▶ **Exercise aim**
Find the lines that hold the word "производство" and return them.
* * *
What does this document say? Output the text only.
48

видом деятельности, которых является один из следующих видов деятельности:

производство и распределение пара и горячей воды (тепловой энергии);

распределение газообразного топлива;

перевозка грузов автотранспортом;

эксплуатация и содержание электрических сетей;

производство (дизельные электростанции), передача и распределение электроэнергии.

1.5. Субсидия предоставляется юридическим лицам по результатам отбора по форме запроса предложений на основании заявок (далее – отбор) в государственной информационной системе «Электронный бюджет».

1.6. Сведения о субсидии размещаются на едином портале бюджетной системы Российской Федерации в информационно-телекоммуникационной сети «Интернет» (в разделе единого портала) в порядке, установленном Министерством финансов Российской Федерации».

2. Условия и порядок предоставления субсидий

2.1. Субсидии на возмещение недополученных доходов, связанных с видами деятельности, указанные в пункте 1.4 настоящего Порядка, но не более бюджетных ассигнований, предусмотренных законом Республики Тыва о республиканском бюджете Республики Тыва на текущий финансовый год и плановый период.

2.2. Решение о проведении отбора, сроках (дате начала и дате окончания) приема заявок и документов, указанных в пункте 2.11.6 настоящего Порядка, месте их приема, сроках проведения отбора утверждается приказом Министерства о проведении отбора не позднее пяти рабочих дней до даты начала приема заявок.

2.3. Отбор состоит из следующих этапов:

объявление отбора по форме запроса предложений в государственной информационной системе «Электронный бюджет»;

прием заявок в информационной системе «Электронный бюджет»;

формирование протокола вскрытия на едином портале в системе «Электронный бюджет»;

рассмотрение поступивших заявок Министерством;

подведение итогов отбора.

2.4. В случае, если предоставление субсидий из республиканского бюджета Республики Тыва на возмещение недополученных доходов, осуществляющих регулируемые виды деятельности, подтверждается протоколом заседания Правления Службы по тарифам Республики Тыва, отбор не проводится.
* * *
▶ **Complete answer**
производство и распределение пара и горячей воды (тепловой энергии);
производство (дизельные электростанции), передача и распределение электроэнергии.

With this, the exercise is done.